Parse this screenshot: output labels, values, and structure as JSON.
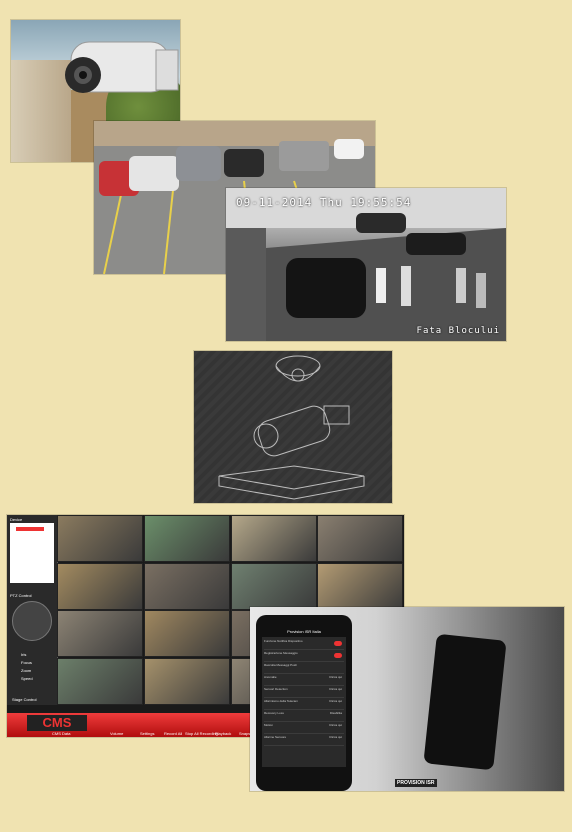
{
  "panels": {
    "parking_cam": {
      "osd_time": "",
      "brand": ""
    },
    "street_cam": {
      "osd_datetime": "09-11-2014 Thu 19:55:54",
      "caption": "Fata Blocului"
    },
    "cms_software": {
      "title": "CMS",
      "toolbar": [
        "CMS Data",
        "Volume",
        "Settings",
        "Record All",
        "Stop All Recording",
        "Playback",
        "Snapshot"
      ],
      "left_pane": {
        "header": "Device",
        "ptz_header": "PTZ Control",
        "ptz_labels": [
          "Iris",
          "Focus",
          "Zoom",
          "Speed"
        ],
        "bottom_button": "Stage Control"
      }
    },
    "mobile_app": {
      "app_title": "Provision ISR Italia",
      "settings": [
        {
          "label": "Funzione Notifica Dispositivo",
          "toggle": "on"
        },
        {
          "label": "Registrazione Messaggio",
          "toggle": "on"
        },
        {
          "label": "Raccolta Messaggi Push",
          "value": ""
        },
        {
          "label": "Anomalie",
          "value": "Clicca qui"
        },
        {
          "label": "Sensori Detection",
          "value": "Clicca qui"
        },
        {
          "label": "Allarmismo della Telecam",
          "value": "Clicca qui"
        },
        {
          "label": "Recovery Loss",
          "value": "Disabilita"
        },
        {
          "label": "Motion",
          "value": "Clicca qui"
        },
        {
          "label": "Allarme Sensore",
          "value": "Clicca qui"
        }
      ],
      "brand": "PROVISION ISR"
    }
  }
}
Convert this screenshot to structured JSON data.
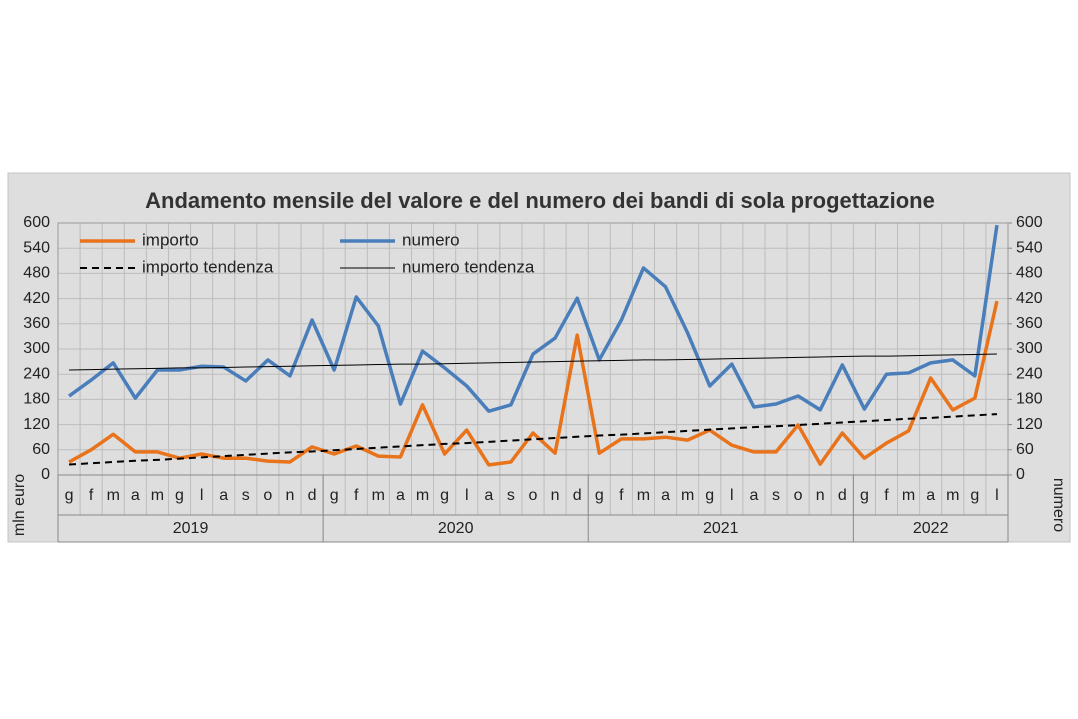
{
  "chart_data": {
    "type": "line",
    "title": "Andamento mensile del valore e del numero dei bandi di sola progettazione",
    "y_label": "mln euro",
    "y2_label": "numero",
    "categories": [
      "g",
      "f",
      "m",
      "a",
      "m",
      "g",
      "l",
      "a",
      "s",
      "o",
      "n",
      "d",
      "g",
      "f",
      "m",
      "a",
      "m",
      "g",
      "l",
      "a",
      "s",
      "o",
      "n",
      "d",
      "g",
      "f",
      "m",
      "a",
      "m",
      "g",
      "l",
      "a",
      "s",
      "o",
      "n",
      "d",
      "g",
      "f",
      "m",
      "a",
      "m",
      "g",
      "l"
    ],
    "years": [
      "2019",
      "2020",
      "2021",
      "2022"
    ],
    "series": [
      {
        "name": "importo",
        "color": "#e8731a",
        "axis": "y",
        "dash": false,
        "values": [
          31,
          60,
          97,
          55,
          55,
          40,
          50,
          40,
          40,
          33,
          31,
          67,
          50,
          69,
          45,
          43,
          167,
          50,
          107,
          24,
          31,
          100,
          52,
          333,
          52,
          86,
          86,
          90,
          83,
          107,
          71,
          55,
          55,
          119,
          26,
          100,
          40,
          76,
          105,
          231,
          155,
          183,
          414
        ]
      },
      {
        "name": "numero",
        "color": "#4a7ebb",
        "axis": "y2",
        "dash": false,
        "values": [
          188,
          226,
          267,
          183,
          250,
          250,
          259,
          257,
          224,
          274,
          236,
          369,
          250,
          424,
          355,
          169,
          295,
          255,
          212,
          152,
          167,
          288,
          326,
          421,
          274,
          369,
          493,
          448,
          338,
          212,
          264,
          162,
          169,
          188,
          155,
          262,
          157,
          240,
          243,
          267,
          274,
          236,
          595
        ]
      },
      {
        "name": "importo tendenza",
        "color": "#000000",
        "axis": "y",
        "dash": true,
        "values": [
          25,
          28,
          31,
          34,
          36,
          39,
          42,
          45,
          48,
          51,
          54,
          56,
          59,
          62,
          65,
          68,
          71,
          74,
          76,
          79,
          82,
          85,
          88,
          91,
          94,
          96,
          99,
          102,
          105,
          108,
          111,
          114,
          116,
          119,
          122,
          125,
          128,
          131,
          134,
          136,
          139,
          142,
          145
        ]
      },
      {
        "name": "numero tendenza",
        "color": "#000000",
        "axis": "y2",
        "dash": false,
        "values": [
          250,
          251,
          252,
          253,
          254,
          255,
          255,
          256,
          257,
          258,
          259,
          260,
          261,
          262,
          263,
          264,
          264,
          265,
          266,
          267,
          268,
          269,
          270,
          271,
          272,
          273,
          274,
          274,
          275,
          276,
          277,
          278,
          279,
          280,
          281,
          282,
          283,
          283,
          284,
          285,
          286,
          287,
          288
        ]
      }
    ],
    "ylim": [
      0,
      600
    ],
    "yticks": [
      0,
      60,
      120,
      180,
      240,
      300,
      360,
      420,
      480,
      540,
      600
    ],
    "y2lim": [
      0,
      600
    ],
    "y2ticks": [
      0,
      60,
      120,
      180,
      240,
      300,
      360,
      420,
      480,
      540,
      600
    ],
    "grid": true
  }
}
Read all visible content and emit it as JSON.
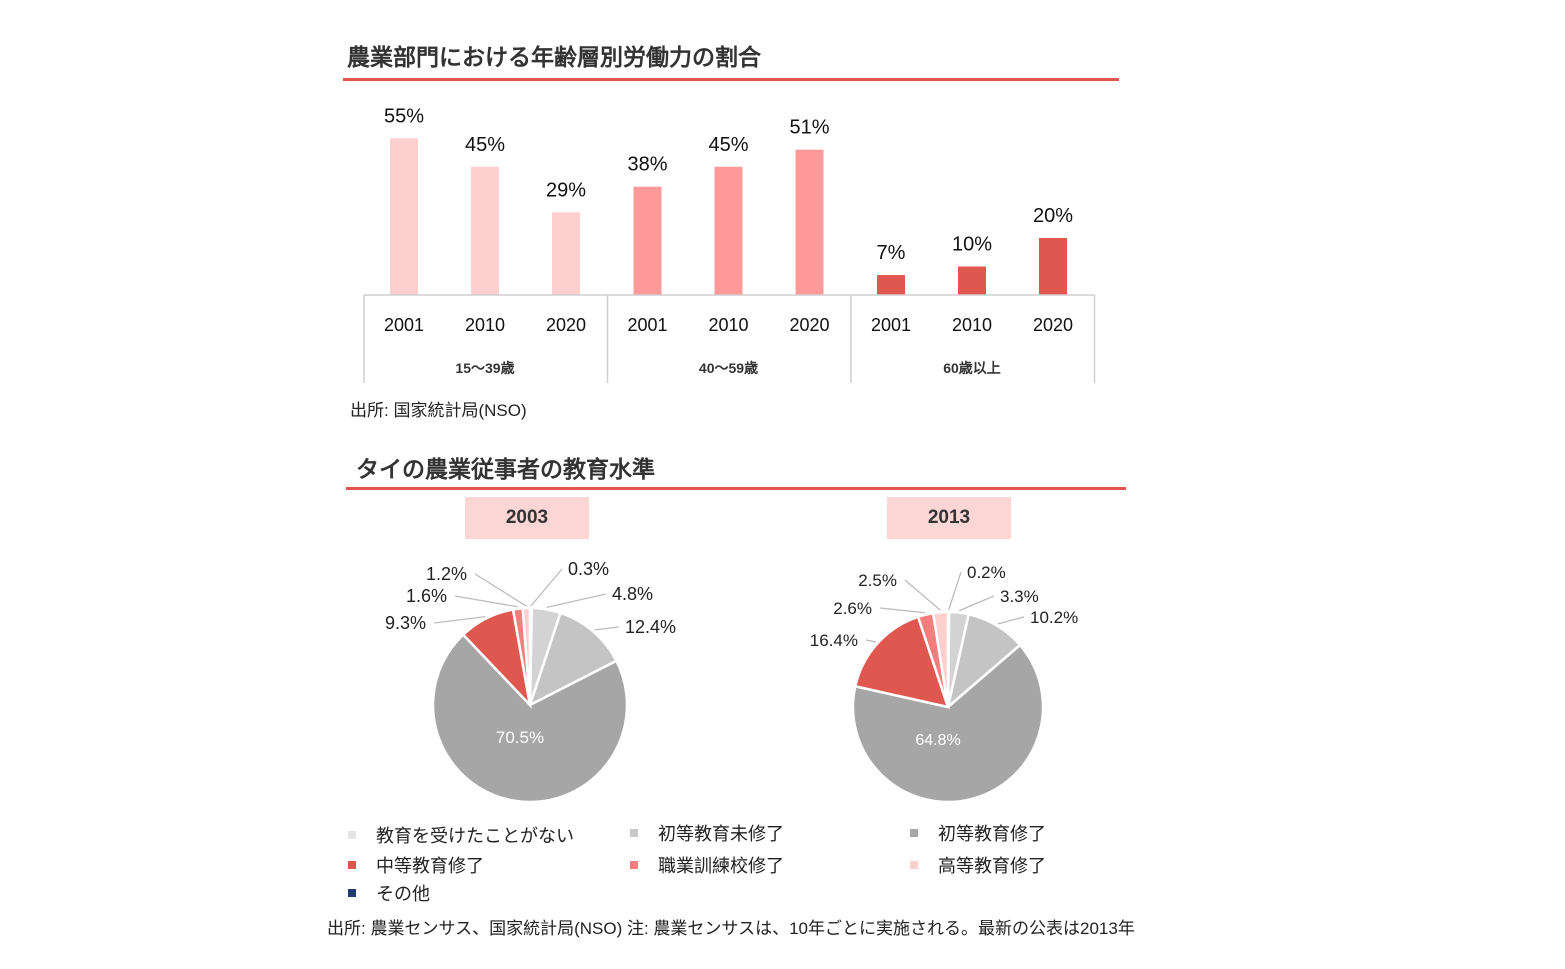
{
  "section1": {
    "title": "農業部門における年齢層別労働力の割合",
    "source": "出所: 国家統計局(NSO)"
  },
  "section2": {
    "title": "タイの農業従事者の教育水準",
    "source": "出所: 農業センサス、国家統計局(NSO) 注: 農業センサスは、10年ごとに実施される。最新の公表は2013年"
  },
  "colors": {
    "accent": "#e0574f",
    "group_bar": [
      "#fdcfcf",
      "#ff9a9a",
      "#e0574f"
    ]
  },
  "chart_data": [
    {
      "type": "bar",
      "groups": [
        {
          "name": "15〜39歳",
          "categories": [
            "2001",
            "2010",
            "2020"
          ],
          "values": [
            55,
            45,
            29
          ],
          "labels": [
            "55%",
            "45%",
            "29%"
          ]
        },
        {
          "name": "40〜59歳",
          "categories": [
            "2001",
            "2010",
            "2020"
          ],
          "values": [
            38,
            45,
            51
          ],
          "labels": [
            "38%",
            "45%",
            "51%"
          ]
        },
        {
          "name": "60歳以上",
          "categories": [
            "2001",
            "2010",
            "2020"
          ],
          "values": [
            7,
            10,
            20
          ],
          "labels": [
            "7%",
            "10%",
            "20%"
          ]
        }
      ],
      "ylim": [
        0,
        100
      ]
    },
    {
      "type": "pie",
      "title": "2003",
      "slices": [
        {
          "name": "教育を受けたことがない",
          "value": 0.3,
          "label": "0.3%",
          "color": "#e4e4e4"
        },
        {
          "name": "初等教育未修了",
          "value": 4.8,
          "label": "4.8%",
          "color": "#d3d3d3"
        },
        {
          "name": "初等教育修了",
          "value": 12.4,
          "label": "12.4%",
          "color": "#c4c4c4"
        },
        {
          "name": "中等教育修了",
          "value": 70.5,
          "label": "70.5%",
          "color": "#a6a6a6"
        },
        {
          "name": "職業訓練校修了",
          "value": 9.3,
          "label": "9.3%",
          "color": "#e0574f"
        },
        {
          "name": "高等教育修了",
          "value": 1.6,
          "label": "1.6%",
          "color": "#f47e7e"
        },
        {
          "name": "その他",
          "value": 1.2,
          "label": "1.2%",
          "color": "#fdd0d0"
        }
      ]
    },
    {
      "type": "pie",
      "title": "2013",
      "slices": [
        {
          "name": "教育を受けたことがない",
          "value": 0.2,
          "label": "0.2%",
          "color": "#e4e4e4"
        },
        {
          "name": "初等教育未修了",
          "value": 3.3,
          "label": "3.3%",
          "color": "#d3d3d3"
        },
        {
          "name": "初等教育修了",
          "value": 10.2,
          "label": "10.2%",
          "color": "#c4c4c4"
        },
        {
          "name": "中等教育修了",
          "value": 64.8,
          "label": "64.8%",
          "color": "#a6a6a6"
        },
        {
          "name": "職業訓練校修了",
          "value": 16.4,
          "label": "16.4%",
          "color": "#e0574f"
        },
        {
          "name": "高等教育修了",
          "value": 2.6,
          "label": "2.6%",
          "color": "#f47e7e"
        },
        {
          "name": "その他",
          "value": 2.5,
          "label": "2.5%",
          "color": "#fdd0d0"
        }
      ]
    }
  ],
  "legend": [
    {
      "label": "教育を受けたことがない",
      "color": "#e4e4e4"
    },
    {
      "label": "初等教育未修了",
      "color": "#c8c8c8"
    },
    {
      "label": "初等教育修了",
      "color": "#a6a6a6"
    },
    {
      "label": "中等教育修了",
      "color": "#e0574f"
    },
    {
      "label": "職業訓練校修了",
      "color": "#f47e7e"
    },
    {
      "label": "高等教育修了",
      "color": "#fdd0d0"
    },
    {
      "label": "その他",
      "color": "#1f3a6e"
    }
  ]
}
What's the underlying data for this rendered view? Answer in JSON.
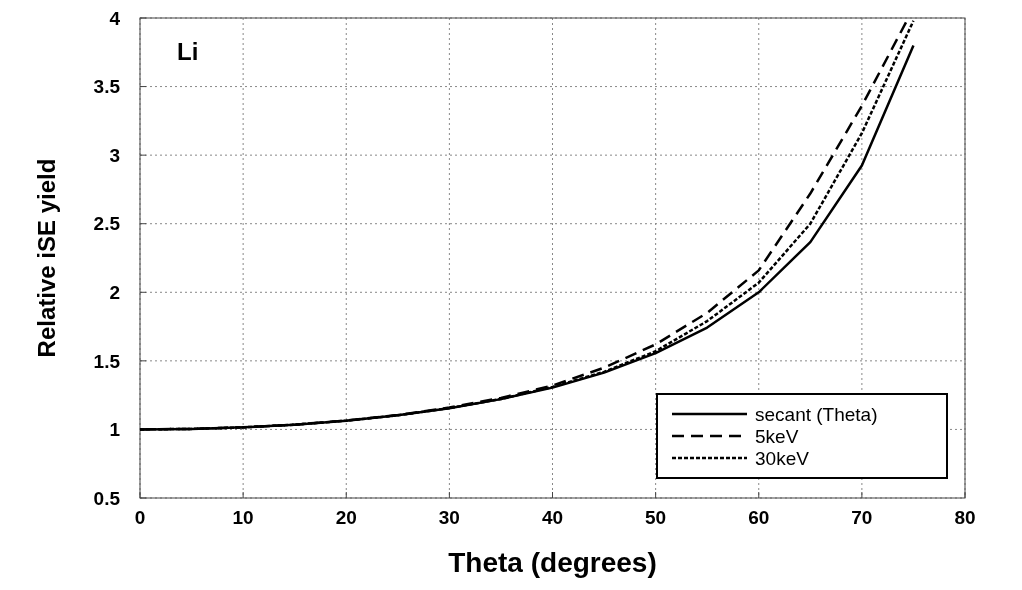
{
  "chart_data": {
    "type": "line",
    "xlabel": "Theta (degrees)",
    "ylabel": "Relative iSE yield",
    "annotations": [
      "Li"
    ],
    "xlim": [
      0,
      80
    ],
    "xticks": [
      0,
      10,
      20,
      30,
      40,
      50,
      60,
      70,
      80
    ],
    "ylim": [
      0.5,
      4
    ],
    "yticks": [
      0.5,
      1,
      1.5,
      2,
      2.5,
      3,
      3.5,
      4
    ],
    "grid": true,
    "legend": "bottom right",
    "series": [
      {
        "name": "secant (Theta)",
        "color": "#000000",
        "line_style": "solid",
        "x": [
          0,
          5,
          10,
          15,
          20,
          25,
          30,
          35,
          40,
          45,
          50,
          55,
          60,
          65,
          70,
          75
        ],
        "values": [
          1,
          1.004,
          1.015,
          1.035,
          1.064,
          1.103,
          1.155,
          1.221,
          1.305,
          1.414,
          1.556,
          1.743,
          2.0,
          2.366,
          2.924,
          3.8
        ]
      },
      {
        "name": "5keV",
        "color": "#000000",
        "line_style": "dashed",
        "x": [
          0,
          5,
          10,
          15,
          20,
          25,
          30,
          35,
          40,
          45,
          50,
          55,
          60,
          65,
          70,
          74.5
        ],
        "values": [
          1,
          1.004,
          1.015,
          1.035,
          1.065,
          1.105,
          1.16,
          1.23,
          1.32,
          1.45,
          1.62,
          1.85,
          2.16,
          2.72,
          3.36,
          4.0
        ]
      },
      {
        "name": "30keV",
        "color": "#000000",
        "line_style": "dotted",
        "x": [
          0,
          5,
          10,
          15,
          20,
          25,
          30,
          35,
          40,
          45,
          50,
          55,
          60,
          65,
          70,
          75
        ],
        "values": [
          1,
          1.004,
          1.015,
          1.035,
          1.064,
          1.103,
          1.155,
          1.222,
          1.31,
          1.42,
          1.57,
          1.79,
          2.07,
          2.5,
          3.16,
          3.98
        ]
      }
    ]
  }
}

* [WHAT IS NEEDED] Copy out all lines from the material above that contain the string "Control".

* [RESPONSE FOR THIS EXERCISE]
        "ptz_header": "PTZ Control",
        "bottom_button": "Stage Control"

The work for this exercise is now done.